» What you should do
Scan the listing below and copy every line holding "manager".

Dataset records
Begin

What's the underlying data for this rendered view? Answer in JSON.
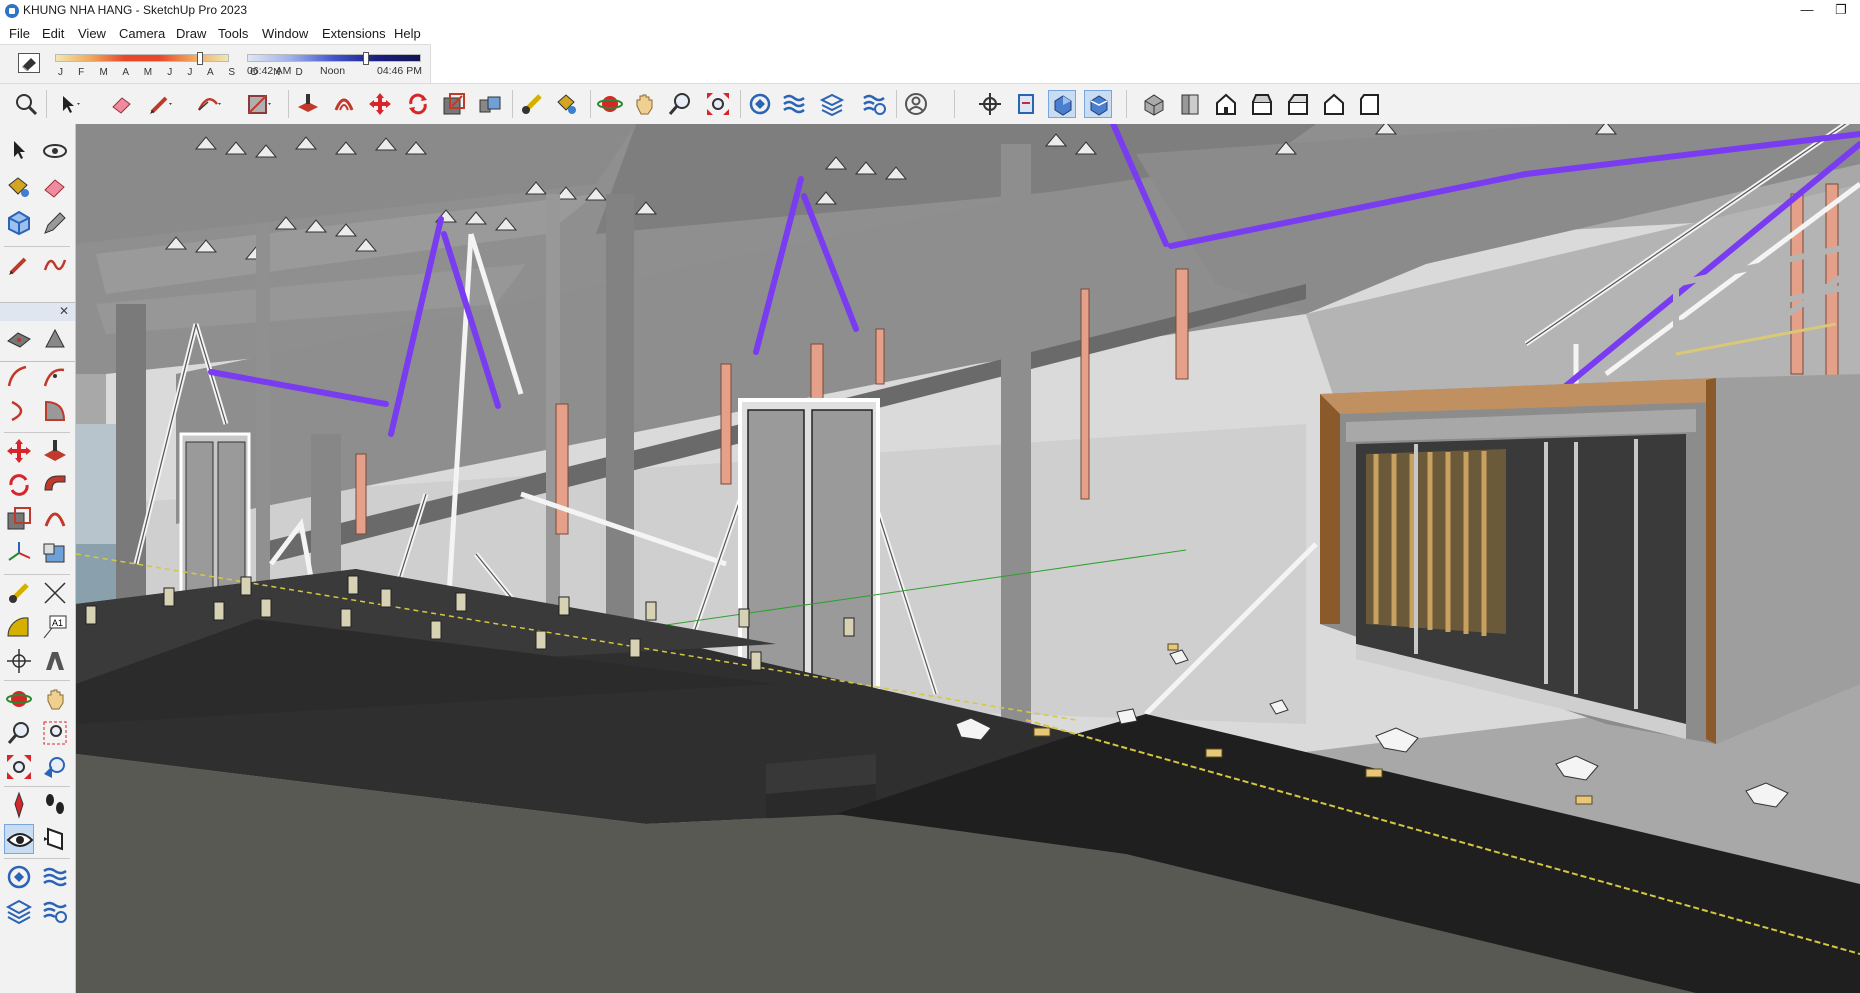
{
  "window": {
    "title": "KHUNG NHA HANG - SketchUp Pro 2023",
    "controls": {
      "minimize": "—",
      "restore": "❐"
    }
  },
  "menu": [
    "File",
    "Edit",
    "View",
    "Camera",
    "Draw",
    "Tools",
    "Window",
    "Extensions",
    "Help"
  ],
  "shadows": {
    "months": "J F M A M J J A S O N D",
    "month_level": 0.83,
    "time_start": "06:42 AM",
    "time_noon": "Noon",
    "time_end": "04:46 PM",
    "time_level": 0.68
  },
  "toolbar_icons": [
    "search-icon",
    "select-arrow-icon",
    "eraser-icon",
    "pencil-icon",
    "arc-icon",
    "rectangle-icon",
    "push-pull-icon",
    "offset-icon",
    "move-icon",
    "rotate-icon",
    "scale-icon",
    "follow-me-icon",
    "tape-measure-icon",
    "paint-bucket-icon",
    "orbit-icon",
    "pan-icon",
    "zoom-icon",
    "zoom-extents-icon",
    "warehouse-icon",
    "extension-warehouse-icon",
    "layout-icon",
    "extension-manager-icon",
    "account-icon",
    "position-camera-icon",
    "section-plane-icon",
    "section-cut-icon",
    "section-fill-icon",
    "iso-view-icon",
    "top-view-icon",
    "front-view-icon",
    "right-view-icon",
    "back-view-icon",
    "left-view-icon",
    "bottom-view-icon"
  ],
  "left_tools": [
    "select-icon",
    "orbit-icon",
    "paint-icon",
    "eraser-icon",
    "component-icon",
    "tag-icon",
    "pencil-icon",
    "freehand-icon",
    "rectangle-icon",
    "rotated-rectangle-icon",
    "arc-icon",
    "pie-icon",
    "move-icon",
    "push-pull-icon",
    "rotate-icon",
    "follow-me-icon",
    "scale-icon",
    "offset-icon",
    "tape-measure-icon",
    "dimension-icon",
    "protractor-icon",
    "text-icon",
    "axes-icon",
    "3d-text-icon",
    "orbit-icon",
    "pan-icon",
    "zoom-icon",
    "zoom-window-icon",
    "zoom-extents-icon",
    "previous-view-icon",
    "position-camera-icon",
    "walk-icon",
    "look-around-icon",
    "section-plane-icon",
    "warehouse-icon",
    "extension-warehouse-icon",
    "layout-icon",
    "extension-manager-icon"
  ],
  "colors": {
    "purple_beam": "#7a3cf0",
    "frame_brown": "#8a5a2a",
    "floor": "#2a2a2a",
    "wood": "#c8a060"
  }
}
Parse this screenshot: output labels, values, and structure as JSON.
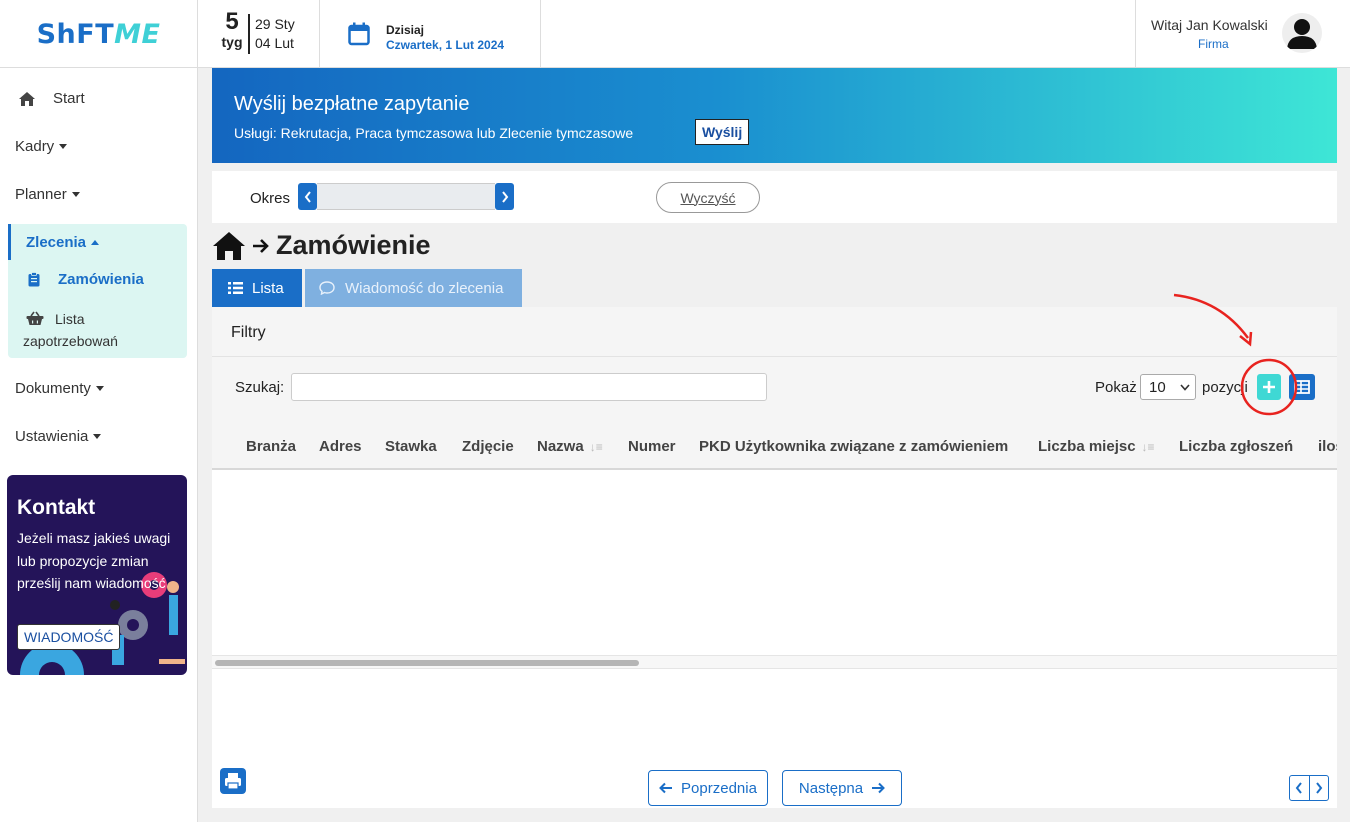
{
  "brand": {
    "part1": "ShFT",
    "part2": "ME",
    "color_main": "#1a6ec7",
    "color_accent": "#3fd0d6"
  },
  "week": {
    "number": "5",
    "label": "tyg",
    "start": "29 Sty",
    "end": "04 Lut"
  },
  "today": {
    "label": "Dzisiaj",
    "date": "Czwartek, 1 Lut 2024",
    "icon": "calendar-icon"
  },
  "user": {
    "greeting": "Witaj Jan Kowalski",
    "company": "Firma",
    "icon": "user-avatar-icon"
  },
  "sidebar": {
    "items": [
      {
        "label": "Start",
        "icon": "home-icon"
      },
      {
        "label": "Kadry"
      },
      {
        "label": "Planner"
      },
      {
        "label": "Dokumenty"
      },
      {
        "label": "Ustawienia"
      }
    ],
    "active_group": {
      "label": "Zlecenia",
      "sub_items": [
        {
          "label": "Zamówienia",
          "icon": "clipboard-icon"
        },
        {
          "label": "Lista zapotrzebowań",
          "icon": "basket-icon"
        }
      ]
    }
  },
  "contact": {
    "title": "Kontakt",
    "text": "Jeżeli masz jakieś uwagi lub propozycje zmian prześlij nam wiadomość",
    "button": "WIADOMOŚĆ",
    "bg_color": "#241459"
  },
  "banner": {
    "title": "Wyślij bezpłatne zapytanie",
    "subtitle": "Usługi: Rekrutacja, Praca tymczasowa lub Zlecenie tymczasowe",
    "button": "Wyślij"
  },
  "period": {
    "label": "Okres",
    "value": "",
    "clear": "Wyczyść"
  },
  "breadcrumb": {
    "title": "Zamówienie",
    "home_icon": "home-icon",
    "arrow_icon": "arrow-right-icon"
  },
  "tabs": [
    {
      "label": "Lista",
      "icon": "list-icon",
      "active": true
    },
    {
      "label": "Wiadomość do zlecenia",
      "icon": "chat-icon",
      "active": false
    }
  ],
  "filters": {
    "label": "Filtry"
  },
  "table_tools": {
    "search_label": "Szukaj:",
    "search_value": "",
    "show_label": "Pokaż",
    "page_size": "10",
    "positions_label": "pozycji",
    "add_icon": "plus-icon",
    "columns_icon": "columns-icon"
  },
  "table": {
    "columns": [
      {
        "label": "Branża"
      },
      {
        "label": "Adres"
      },
      {
        "label": "Stawka"
      },
      {
        "label": "Zdjęcie"
      },
      {
        "label": "Nazwa",
        "sortable": true
      },
      {
        "label": "Numer"
      },
      {
        "label": "PKD Użytkownika związane z zamówieniem"
      },
      {
        "label": "Liczba miejsc",
        "sortable": true
      },
      {
        "label": "Liczba zgłoszeń"
      },
      {
        "label": "iloś"
      }
    ],
    "rows": []
  },
  "pagination": {
    "prev": "Poprzednia",
    "next": "Następna",
    "print_icon": "printer-icon"
  },
  "annotation": {
    "color": "#e8231f"
  }
}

End

» Answer to this problem
    "extension-manager-icon",
    "extension-manager-icon"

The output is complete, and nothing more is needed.